Goal:
Return every line below in which "Centrar" appears.

Information provided:

>> START

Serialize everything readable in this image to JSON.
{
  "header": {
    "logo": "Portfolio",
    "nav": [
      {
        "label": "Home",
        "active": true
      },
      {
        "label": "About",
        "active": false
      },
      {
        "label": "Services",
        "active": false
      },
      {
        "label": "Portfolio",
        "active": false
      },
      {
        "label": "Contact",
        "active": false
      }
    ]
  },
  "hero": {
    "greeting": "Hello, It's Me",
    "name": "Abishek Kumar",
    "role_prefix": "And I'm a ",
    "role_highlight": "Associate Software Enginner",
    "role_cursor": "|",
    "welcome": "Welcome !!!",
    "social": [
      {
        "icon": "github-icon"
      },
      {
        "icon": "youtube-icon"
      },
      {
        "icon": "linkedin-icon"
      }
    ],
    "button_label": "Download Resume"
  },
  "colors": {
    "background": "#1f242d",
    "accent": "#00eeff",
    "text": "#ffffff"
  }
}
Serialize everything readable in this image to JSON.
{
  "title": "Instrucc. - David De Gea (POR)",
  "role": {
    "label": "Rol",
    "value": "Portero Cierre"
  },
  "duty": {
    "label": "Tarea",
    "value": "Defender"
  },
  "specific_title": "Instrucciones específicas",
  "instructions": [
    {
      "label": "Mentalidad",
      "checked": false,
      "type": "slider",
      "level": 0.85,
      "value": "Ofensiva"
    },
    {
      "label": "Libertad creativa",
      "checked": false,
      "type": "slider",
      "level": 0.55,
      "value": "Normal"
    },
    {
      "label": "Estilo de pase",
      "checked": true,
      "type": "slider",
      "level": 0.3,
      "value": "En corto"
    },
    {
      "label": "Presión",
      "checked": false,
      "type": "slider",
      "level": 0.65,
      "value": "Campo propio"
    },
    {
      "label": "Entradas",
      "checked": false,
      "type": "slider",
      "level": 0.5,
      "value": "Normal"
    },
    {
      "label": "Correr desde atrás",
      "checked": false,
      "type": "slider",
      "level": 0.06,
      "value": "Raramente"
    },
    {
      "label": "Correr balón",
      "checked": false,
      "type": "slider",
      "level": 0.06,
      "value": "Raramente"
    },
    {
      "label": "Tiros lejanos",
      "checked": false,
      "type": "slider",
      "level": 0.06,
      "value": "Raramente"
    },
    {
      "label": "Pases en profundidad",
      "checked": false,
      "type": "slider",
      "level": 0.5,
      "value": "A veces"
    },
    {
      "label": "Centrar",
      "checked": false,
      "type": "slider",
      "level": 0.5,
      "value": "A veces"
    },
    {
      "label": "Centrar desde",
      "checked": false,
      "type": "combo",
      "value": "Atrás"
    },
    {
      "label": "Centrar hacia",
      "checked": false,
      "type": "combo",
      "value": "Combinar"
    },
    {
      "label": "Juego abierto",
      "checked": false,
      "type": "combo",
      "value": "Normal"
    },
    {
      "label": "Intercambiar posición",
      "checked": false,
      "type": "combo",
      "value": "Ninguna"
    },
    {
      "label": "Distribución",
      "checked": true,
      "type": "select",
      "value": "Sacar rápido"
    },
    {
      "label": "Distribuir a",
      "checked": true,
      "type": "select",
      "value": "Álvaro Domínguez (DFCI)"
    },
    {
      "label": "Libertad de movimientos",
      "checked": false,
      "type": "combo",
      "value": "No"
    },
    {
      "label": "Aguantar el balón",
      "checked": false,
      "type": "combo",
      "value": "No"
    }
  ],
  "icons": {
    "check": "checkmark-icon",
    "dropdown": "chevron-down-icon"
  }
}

>> END

Written response:
      "label": "Centrar",
      "label": "Centrar desde",
      "label": "Centrar hacia",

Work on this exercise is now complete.